Given records

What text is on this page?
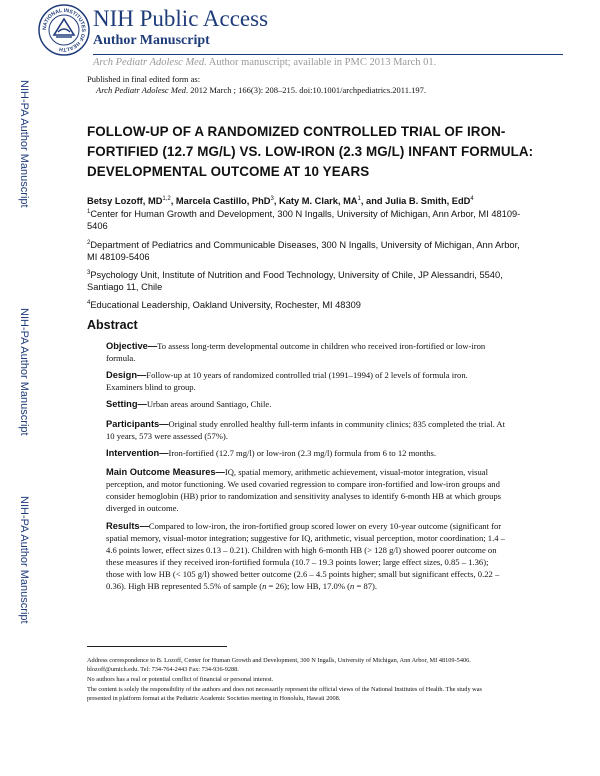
NATIONAL INSTITUTES OF HEALTH
NIH Public Access
Author Manuscript
Arch Pediatr Adolesc Med. Author manuscript; available in PMC 2013 March 01.
NIH-PA Author Manuscript
NIH-PA Author Manuscript
NIH-PA Author Manuscript
Published in final edited form as:
Arch Pediatr Adolesc Med. 2012 March ; 166(3): 208–215. doi:10.1001/archpediatrics.2011.197.
FOLLOW-UP OF A RANDOMIZED CONTROLLED TRIAL OF IRON-FORTIFIED (12.7 MG/L) VS. LOW-IRON (2.3 MG/L) INFANT FORMULA: DEVELOPMENTAL OUTCOME AT 10 YEARS
Betsy Lozoff, MD$^{1,2}$, Marcela Castillo, PhD$^3$, Katy M. Clark, $MA^1$, and Julia B. Smith, EdD$^4$
$^1$Center for Human Growth and Development, 300 N Ingalls, University of Michigan, Ann Arbor, MI 48109-5406
$^2$Department of Pediatrics and Communicable Diseases, 300 N Ingalls, University of Michigan, Ann Arbor, MI 48109-5406
$^3$Psychology Unit, Institute of Nutrition and Food Technology, University of Chile, JP Alessandri, 5540, Santiago 11, Chile
$^4$Educational Leadership, Oakland University, Rochester, MI 48309
Abstract
Objective—To assess long-term developmental outcome in children who received iron-fortified or low-iron formula.
Design—Follow-up at 10 years of randomized controlled trial (1991–1994) of 2 levels of formula iron. Examiners blind to group.
Setting—Urban areas around Santiago, Chile.
Participants—Original study enrolled healthy full-term infants in community clinics; 835 completed the trial. At 10 years, 573 were assessed (57%).
Intervention—Iron-fortified (12.7 mg/l) or low-iron (2.3 mg/l) formula from 6 to 12 months.
Main Outcome Measures—IQ, spatial memory, arithmetic achievement, visual-motor integration, visual perception, and motor functioning. We used covaried regression to compare iron-fortified and low-iron groups and consider hemoglobin (HB) prior to randomization and sensitivity analyses to identify 6-month HB at which groups diverged in outcome.
Results—Compared to low-iron, the iron-fortified group scored lower on every 10-year outcome (significant for spatial memory, visual-motor integration; suggestive for IQ, arithmetic, visual perception, motor coordination; 1.4 – 4.6 points lower, effect sizes 0.13 – 0.21). Children with high 6-month HB (> 128 g/l) showed poorer outcome on these measures if they received iron-fortified formula (10.7 – 19.3 points lower; large effect sizes, 0.85 – 1.36); those with low HB (< 105 g/l) showed better outcome (2.6 – 4.5 points higher; small but significant effects, 0.22 – 0.36). High HB represented 5.5% of sample (n = 26); low HB, 17.0% (n = 87).
Address correspondence to B. Lozoff, Center for Human Growth and Development, 300 N Ingalls, University of Michigan, Ann Arbor, MI 48109-5406. blozoff@umich.edu. Tel: 734-764-2443 Fax: 734-936-9288.
No authors has a real or potential conflict of financial or personal interest.
The content is solely the responsibility of the authors and does not necessarily represent the official views of the National Institutes of Health. The study was presented in platform format at the Pediatric Academic Societies meeting in Honolulu, Hawaii 2008.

What needs to be done
Report the number of lines that include the string "term"; return nothing but the count.

Response
2